Chissà se gli autori della famosa serie anni Settanta, «Base Alpha - Spazio 1999» si erano ispirati all’eclisse totale programmata per quell’anno e che per due minuti e tredici secondi tenne con il naso all’insù milioni di persone. Chi alla vigilia del terzo millennio c’era ricorda l’emozione degli istanti precedenti e l’atmosfera surreale di quando la luna si trovò perfettamente in linea tra la Terra e il sole, ammantando come d’una luce fredda, flebile, fioca, la porzione del pianeta «dalla Cornovaglia al Mar Nero», senza distinzione.

→ **Dati forniti**

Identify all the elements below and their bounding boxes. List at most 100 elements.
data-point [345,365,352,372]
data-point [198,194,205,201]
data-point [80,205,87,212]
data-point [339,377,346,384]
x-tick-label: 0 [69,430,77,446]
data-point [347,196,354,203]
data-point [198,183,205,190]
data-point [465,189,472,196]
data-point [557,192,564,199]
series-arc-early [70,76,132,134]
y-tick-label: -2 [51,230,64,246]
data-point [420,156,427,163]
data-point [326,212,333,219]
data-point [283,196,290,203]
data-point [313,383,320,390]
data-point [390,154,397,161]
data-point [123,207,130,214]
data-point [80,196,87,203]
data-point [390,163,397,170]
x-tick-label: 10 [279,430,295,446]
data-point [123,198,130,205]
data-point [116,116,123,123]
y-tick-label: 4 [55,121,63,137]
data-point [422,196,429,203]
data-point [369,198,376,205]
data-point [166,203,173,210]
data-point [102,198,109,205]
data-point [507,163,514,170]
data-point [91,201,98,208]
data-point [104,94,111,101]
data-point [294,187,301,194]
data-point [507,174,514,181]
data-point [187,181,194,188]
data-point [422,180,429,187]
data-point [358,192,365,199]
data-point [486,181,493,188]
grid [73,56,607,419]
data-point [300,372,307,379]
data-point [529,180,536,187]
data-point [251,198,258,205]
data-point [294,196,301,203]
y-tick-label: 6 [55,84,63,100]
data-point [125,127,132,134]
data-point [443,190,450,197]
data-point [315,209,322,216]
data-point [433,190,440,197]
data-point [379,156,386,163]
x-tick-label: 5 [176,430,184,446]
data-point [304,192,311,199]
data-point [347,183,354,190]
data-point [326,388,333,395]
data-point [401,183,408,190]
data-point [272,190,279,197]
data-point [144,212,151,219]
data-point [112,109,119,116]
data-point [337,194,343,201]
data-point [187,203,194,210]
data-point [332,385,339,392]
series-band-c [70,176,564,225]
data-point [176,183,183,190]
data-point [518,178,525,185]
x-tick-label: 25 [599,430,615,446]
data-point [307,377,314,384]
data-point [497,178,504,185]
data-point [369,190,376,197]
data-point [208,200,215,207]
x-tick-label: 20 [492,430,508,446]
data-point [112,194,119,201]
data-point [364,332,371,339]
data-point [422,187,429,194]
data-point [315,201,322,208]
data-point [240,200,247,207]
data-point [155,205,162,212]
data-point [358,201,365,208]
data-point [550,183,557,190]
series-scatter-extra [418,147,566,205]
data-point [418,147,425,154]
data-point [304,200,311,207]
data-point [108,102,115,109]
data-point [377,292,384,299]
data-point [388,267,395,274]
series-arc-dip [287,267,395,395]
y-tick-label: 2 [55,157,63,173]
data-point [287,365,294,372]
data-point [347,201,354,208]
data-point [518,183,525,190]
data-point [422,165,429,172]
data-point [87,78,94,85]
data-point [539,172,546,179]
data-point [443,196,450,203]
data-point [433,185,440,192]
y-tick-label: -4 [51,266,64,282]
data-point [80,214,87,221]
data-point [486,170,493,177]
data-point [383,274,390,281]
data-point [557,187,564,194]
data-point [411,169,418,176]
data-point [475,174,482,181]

→ **Cosa si chiede**
Per favore, prosegui il brano sull'eclisse totale del 1999 subito dopo l'ultima frase riportata.

→ **Risposta**
Per l’occasione non mancarono le curiosità, riportate puntualmente sul giornale. Anche il Papa «con il vetrino» davanti agli occhi per poter osservare il fenomeno, ad esempio. Il «filo di delusione per la notte mancata», proprio perché in effetti fu qualcosa che non assomigliava a nulla, la sensazione di una luce gelida, dicevamo, incapace di ispirare calore.
Oppure Lorenzo, «il bimbo bresciano nato al Civile alle 12.45, nella fase di massimo oscuramento del sole». Chissà quel Lorenzo dove sarà ora, con i suoi ventisei anni esatti. Buon compleanno anche a lui, vero figlio delle stelle.